> _Work to complete_:
[1] In the forum thread, why is the writer who lives where winters are harsh already doing things to prevent problems later?
[2] Answer these questions from the forum thread.
(a) What has the writer's son started asking?
(b) Which poster does MAT say they certainly don't hate?
(c) What free pass does GrumpyCat say MAT gets?
[3] Write out again the stretch of the forum thread from "The best advice" through "now and again.".

> _Reading text_:
Segment Open
The best advice I ever heard for keeping a marriage together is that you HAVE to take turns being crazy. Doesn't work if you both try to go at once, but everyone gets their turn now and again.
I'm surprised at how many people here are married to someone with the same problem. Your husband is in a good position: I assume you have found a good rheumatologist and have learned more than you ever wanted to know about how to handle PsA. He will be starting from experience and knowledge rather than fear and uncertainty. You ask "why us?" and the best answer to that, unfortunately, is "why not?"
Mat, I would not wish this on anyone else but, at least you both are already aware of some of the challenges you will face together. I think what TNT said about rotating roles as the encourager/challenger is something we all do with our spouses but now you will need to be more defined about it. My husband (knock on wood). Is pretty healthy, outdoorsy northern boy. He constantly challenges me and while sometimes I would like to throttle him; in the end he manages to push me just to where I need to be. Not easy and I am sure there will be, as my son has started saying " is it a sucky arthritis day?" Or days but you need to work hard to find things to lift each other up. Figuratively and maybe literally.
Talk to the Rheumy and between yourself. Treatments maybe better together or worse, I have no idea. Take a look at your home and see what if any changes you can make to make it easier for you both. Do things need to move to a better spot? Do routines need to change to improve energy conservation? I am constantly finding new things that help me daily and in turn my family. Still have lots to fix but we keep trying things out. Winter will be here ( where I live ) soon and there are some things I am doing now to prevent problems later. People think I am nuts but I know energy is precious and winters are harsh here. The more I can do now the less stress at -40.
Most of all allow yourselves to grieve but not wallow. The more I more through this the more chances I get to practice grieving but I have to be careful not to wallow. The grief is real, the loss is real- the wallowing just causes me more stress and grief. If need be talk to someone about it either together or apart or both. Talk to each other and try to enjoy the little things when they are little and celebrate the big things too. Together you can support each other. Hugs
I think you get a free “Freaked the Eff Out” pass on that one, MAT. It had to feel like being hit with a wall. Not running into a wall, but actually being whacked with a wall. Repeatedly? Hope you are drawing that cartoon in your head!
I’m glad you are on the up swing, and feeling a little more on top of the situation. It’s certainly tough, but I have a feeling that you’ll be fine.
MAT said:
Thanks for all of the advise everyone, I think the other night I was just in shock an a little overwhelmed at the thought. Now that’s over with we will get to work figuring this out. And Lamb I certainly don’t hate you. You always give great advise (whether we want to hear it or not) and keep me amused with some of your posts.
You're so right GrumpyCat. A good freak out moment is definitely allowed....
Good thoughts to everyone dealing with a chronic illness, regardless of which it is.
GrumpyCat said:
I think you get a free "Freaked the Eff Out" pass on that one, MAT. It had to feel like being hit with a wall. Not running into a wall, but actually being whacked with a wall. Repeatedly? Hope you are drawing that cartoon in your head!
I'm glad you are on the up swing, and feeling a little more on top of the situation. It's certainly tough, but I have a feeling that you'll be fine.
MAT said:Thanks for all of the advise everyone, I think the other night I was just in shock an a little overwhelmed at the thought. Now that's over with we will get to work figuring this out. And Lamb I certainly don't hate you. You always give great advise (whether we want to hear it or not) and keep me amused with some of your posts.
Segment Closed
(Stored dataset items)
Segment Open
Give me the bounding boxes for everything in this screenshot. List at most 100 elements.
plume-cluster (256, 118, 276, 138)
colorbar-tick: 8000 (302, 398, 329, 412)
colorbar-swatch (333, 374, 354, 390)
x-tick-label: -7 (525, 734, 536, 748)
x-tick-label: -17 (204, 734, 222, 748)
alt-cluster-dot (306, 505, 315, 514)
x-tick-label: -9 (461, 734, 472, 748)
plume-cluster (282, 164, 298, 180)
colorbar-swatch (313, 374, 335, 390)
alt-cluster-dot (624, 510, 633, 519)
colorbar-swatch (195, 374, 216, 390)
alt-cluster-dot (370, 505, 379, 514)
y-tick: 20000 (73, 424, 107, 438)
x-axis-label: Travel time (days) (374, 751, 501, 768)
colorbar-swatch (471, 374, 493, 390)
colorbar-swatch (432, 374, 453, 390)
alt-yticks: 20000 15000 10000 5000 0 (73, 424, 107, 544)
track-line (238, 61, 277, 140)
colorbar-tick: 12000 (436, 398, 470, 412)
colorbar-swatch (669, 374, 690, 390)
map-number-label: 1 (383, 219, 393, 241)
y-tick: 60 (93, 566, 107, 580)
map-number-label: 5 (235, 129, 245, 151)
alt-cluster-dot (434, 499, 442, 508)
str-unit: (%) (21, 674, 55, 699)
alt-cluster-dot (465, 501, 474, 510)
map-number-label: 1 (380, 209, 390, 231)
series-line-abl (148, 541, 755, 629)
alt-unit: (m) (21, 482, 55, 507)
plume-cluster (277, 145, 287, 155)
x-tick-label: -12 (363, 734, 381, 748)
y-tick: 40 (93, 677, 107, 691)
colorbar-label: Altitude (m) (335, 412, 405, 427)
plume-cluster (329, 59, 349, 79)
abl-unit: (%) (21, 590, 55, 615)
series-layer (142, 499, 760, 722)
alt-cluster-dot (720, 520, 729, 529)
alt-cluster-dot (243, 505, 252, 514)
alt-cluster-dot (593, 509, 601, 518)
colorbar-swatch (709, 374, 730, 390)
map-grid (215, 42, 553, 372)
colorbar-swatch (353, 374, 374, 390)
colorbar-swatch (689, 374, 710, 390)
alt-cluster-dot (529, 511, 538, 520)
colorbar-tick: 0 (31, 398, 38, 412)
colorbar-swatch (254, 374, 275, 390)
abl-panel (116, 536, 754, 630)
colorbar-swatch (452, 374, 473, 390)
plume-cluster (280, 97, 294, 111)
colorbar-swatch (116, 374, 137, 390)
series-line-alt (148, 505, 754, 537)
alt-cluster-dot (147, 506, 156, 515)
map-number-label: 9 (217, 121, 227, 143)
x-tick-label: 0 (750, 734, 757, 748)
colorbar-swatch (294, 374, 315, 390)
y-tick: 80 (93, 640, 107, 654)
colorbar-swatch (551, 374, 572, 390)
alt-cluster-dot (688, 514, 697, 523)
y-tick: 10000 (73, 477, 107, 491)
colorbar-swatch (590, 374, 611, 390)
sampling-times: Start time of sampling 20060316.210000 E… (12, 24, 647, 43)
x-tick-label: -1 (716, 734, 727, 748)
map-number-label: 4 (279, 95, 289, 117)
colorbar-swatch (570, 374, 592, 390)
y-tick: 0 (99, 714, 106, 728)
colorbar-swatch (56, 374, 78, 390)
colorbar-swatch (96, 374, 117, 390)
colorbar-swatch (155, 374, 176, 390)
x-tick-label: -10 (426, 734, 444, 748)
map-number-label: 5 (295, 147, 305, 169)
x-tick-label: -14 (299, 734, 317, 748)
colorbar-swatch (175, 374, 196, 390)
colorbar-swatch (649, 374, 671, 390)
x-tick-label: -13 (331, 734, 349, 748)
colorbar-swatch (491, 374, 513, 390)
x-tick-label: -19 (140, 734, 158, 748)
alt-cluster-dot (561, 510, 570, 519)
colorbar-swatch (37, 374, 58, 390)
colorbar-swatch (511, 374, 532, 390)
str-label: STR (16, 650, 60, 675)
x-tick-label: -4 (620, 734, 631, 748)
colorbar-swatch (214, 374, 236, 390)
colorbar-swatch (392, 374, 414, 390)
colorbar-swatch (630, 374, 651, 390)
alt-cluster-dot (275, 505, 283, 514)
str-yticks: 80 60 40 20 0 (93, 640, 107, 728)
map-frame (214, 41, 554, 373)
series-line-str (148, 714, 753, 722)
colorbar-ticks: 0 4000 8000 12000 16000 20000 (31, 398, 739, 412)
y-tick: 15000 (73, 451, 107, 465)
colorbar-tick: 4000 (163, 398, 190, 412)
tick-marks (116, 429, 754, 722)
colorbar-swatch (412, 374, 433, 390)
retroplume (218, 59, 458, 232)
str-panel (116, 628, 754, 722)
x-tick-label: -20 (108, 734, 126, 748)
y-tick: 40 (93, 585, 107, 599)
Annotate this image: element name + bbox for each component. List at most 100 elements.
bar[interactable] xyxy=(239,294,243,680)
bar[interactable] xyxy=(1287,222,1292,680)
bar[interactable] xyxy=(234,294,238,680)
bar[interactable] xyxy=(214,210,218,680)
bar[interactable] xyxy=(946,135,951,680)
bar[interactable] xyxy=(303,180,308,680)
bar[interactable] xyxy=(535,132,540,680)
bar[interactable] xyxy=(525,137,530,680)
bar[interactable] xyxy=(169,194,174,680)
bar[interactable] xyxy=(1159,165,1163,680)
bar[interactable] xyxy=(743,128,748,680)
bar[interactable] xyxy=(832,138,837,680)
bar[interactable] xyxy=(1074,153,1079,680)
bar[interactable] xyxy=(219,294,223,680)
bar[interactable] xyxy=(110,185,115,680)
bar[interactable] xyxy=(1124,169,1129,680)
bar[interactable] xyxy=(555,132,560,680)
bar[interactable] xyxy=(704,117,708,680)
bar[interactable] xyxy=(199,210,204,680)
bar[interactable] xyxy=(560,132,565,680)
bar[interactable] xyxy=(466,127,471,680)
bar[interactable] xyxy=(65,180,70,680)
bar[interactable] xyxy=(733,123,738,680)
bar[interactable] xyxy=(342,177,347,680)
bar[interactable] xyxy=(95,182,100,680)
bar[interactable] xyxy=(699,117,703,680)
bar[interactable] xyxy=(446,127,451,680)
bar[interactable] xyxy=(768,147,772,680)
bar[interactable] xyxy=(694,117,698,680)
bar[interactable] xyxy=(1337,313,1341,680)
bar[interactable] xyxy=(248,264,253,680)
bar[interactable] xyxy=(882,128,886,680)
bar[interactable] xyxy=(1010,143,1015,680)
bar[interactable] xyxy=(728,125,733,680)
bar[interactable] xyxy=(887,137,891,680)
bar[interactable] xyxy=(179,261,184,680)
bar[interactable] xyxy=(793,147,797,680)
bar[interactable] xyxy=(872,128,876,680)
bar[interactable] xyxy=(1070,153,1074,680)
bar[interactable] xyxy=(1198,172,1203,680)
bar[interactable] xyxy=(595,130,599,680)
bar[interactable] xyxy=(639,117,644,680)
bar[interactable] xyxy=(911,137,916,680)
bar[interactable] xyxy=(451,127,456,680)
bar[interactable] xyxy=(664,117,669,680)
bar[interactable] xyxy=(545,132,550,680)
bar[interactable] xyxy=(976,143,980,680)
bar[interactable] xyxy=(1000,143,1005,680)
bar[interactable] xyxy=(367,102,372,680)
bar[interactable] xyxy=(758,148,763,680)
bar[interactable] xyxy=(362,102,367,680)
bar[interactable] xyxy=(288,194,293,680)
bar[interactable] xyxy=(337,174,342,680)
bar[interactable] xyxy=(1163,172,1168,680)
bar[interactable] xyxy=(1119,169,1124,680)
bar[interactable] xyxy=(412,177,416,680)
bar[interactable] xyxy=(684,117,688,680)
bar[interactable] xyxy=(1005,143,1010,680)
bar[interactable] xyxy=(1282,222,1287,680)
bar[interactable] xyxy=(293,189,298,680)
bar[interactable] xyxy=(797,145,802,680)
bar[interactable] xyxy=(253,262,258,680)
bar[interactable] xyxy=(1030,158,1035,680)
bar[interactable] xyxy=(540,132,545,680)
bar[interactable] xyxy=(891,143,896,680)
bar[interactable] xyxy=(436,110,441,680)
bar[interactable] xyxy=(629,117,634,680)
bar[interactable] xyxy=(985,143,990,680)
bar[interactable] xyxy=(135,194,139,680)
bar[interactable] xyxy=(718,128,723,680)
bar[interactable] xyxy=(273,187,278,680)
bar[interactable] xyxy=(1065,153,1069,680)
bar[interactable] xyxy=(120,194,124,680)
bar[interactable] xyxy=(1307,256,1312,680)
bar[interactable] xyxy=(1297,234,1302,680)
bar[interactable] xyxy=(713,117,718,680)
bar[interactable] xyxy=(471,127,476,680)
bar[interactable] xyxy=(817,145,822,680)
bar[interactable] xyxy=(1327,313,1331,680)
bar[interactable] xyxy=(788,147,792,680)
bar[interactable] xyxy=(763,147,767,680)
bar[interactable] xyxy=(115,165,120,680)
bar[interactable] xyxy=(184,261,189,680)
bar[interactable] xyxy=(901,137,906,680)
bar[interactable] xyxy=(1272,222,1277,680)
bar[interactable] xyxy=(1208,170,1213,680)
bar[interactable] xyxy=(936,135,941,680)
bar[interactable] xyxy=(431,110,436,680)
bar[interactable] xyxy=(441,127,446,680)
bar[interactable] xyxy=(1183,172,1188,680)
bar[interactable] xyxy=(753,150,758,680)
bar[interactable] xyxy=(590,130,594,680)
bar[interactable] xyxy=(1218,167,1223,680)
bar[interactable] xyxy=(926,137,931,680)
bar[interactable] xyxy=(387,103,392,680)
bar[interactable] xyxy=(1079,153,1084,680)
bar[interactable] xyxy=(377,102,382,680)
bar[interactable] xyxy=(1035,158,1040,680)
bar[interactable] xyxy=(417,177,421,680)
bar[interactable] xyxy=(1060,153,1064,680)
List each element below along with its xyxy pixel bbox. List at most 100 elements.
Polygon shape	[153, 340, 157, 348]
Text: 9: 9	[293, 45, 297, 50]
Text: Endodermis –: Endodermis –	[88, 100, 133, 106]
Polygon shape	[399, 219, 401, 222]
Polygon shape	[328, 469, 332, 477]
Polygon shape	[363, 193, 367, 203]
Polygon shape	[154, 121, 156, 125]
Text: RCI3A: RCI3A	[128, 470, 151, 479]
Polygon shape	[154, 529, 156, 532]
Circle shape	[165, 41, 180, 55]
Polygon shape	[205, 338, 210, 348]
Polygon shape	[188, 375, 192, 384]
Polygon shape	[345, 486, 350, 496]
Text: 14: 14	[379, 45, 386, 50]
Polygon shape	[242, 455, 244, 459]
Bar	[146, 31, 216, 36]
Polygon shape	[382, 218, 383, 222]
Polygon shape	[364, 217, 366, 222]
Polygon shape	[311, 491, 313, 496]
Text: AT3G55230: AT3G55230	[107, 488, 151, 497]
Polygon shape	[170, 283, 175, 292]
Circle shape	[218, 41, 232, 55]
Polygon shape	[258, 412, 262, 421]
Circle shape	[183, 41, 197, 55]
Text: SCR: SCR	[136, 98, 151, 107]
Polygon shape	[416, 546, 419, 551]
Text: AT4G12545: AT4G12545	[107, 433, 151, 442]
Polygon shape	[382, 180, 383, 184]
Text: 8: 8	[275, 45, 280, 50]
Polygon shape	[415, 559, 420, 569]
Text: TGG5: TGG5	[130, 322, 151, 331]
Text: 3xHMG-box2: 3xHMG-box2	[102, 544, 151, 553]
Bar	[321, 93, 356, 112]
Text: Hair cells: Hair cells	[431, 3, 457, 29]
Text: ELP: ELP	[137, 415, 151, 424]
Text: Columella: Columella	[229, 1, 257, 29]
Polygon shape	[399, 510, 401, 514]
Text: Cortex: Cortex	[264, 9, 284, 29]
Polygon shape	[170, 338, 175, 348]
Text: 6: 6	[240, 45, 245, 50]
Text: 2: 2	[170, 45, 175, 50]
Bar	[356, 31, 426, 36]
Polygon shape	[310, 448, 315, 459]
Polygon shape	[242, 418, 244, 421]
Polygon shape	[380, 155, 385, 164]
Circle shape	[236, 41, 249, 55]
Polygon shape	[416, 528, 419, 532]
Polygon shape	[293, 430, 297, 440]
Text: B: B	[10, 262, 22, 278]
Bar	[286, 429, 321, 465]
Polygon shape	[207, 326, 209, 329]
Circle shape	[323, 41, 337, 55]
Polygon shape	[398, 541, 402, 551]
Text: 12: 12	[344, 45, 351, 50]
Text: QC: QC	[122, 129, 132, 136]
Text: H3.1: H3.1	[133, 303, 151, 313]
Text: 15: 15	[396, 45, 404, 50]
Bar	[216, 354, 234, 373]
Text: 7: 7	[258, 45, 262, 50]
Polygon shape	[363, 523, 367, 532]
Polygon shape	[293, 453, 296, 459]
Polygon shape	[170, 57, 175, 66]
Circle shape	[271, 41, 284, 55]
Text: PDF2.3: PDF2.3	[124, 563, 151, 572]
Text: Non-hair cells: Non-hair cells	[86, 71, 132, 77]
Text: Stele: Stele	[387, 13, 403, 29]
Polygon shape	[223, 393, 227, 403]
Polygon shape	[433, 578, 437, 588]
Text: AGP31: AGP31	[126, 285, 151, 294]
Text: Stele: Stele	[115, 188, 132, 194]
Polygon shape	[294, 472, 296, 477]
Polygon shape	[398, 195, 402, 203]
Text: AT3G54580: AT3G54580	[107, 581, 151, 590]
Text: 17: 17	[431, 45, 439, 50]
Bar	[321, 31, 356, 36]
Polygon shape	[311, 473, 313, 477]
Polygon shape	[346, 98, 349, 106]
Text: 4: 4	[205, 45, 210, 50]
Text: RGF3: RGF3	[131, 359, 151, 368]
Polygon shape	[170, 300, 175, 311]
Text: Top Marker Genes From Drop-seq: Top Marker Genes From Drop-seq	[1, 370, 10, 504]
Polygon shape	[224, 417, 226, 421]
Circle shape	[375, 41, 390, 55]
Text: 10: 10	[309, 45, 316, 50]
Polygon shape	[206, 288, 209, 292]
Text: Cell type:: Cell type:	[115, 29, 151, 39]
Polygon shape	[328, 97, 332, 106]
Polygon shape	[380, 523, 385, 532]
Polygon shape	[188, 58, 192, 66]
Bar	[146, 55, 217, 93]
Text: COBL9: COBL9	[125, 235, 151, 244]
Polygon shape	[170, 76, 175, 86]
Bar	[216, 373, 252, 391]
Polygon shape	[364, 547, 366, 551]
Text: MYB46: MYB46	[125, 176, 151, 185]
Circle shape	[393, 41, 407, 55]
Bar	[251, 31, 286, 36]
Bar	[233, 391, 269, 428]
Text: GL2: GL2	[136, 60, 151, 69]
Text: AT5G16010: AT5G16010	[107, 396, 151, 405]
Segment Closed
> _Expected responses_:
[1] The writer knows energy is precious and winters where they live are harsh. The more they can do now, the less stress they will face at -40.

[2]
(a) "is it a sucky arthritis day?"
(b) Lamb
(c) A "Freaked the Eff Out" pass

[3]
The best advice I ever heard for keeping a marriage together is that you HAVE to take turns being crazy. Doesn't work if you both try to go at once, but everyone gets their turn now and again.